=== Aim of the task ===
Gather up the lines that contain "moyenne".

=== Supplied data ===
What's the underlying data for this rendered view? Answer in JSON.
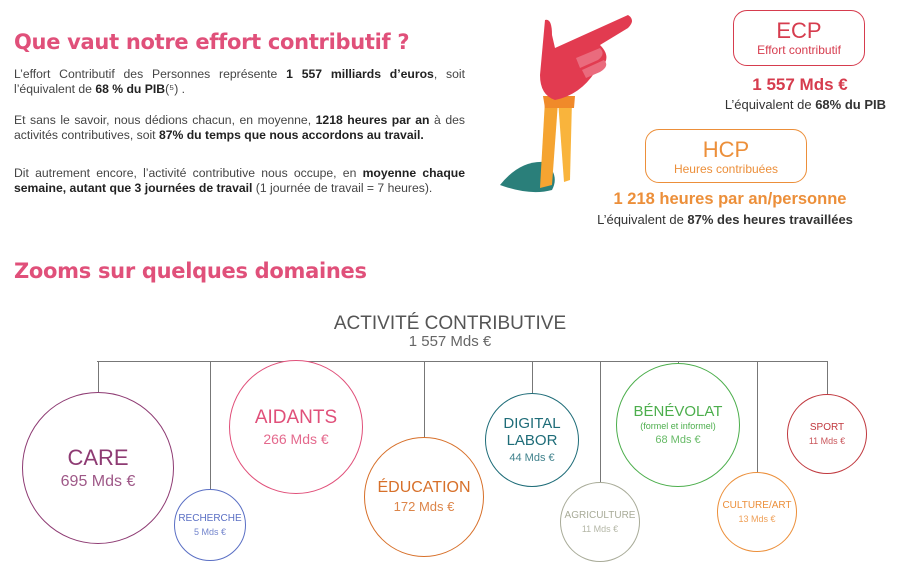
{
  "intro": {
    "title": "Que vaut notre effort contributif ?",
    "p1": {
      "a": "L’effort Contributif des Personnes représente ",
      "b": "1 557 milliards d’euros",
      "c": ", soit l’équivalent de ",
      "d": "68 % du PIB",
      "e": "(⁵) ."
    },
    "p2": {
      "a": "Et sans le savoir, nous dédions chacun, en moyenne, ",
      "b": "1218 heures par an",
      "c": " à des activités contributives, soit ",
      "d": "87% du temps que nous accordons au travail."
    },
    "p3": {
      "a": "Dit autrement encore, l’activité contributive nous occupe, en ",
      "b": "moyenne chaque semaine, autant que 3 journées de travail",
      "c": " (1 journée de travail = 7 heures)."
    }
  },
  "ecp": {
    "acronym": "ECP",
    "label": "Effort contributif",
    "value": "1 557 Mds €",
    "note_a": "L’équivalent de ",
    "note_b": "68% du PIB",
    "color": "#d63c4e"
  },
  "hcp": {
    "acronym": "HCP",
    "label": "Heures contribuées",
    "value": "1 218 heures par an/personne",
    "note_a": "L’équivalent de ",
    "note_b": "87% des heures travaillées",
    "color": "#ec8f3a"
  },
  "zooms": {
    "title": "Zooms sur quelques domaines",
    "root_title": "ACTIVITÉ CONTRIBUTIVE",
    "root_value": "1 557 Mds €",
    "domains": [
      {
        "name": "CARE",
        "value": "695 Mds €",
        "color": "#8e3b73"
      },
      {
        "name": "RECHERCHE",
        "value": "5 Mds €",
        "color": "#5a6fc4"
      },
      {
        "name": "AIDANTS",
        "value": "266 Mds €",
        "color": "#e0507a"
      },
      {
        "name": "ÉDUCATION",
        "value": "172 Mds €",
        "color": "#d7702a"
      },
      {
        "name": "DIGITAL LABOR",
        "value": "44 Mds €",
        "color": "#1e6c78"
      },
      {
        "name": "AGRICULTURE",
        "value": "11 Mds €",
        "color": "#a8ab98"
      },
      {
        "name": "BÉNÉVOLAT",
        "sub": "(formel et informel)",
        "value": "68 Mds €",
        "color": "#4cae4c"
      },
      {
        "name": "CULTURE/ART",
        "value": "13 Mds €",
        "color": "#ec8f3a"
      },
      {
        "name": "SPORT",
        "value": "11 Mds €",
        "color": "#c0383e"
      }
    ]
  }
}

...

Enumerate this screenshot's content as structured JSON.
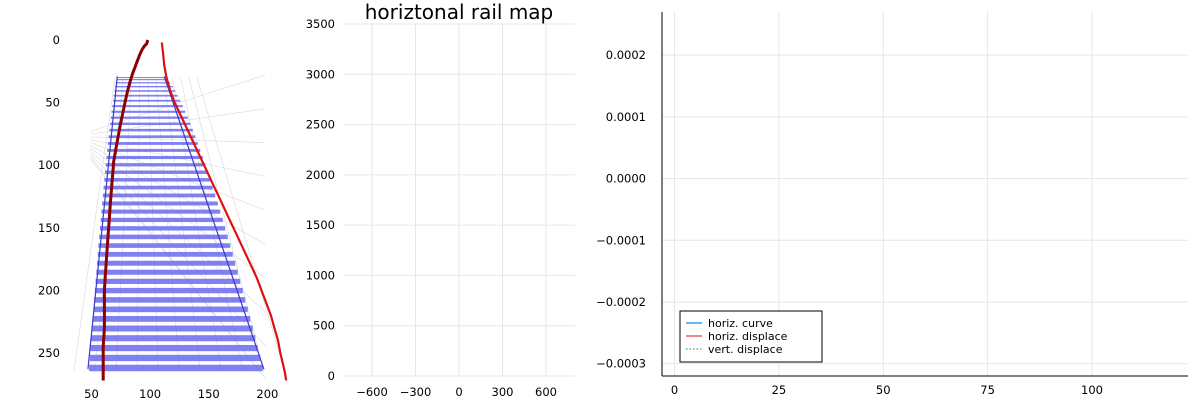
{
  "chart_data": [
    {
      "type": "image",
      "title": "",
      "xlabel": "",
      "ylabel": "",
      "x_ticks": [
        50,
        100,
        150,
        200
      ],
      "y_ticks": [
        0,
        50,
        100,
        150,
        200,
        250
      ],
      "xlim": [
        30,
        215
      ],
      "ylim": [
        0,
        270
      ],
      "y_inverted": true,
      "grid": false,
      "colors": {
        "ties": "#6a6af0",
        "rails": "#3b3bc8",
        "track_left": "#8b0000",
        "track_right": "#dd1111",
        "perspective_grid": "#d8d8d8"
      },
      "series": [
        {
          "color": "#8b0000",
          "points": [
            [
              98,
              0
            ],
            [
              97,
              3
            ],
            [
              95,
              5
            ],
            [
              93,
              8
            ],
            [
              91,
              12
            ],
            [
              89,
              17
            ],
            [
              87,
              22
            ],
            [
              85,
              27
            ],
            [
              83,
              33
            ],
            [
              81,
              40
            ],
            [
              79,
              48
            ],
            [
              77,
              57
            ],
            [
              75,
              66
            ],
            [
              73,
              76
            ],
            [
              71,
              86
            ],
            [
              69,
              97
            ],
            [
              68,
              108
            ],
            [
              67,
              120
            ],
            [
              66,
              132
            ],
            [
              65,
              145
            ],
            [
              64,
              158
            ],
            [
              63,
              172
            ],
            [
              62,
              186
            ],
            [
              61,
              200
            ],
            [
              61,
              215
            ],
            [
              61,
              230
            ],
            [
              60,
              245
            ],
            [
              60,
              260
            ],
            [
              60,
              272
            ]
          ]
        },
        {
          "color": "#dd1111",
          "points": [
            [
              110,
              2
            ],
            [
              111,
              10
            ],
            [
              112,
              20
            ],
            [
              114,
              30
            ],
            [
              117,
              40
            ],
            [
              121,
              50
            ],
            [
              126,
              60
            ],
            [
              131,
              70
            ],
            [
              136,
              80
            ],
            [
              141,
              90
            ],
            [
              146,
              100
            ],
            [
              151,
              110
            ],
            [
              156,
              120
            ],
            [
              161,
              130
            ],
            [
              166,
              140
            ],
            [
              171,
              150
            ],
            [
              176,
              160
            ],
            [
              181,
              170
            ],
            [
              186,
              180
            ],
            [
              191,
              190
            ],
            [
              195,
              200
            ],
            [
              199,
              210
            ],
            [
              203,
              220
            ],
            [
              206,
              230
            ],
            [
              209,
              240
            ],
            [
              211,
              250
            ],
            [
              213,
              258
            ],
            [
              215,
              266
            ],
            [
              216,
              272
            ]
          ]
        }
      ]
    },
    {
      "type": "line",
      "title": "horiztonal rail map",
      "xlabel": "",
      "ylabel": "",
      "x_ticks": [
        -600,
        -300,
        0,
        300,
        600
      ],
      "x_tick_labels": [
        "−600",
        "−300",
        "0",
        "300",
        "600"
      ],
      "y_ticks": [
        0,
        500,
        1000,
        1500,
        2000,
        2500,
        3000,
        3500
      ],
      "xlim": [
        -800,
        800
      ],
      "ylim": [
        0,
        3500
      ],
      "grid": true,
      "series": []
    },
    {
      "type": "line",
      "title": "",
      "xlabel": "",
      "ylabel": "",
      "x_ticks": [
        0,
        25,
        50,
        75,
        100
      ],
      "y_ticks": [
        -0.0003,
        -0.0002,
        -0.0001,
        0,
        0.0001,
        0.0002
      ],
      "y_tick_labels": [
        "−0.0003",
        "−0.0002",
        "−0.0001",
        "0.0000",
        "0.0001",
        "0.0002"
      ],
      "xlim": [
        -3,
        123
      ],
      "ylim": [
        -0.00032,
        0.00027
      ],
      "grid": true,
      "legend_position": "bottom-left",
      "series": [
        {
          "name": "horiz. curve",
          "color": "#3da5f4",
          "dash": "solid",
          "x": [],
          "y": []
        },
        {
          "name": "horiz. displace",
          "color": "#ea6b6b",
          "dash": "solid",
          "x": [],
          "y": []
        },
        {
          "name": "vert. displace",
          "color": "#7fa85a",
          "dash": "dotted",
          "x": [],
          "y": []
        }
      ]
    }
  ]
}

=== Solution ===
      "a": "Et sans le savoir, nous dédions chacun, en moyenne, ",
      "b": "moyenne chaque semaine, autant que 3 journées de travail",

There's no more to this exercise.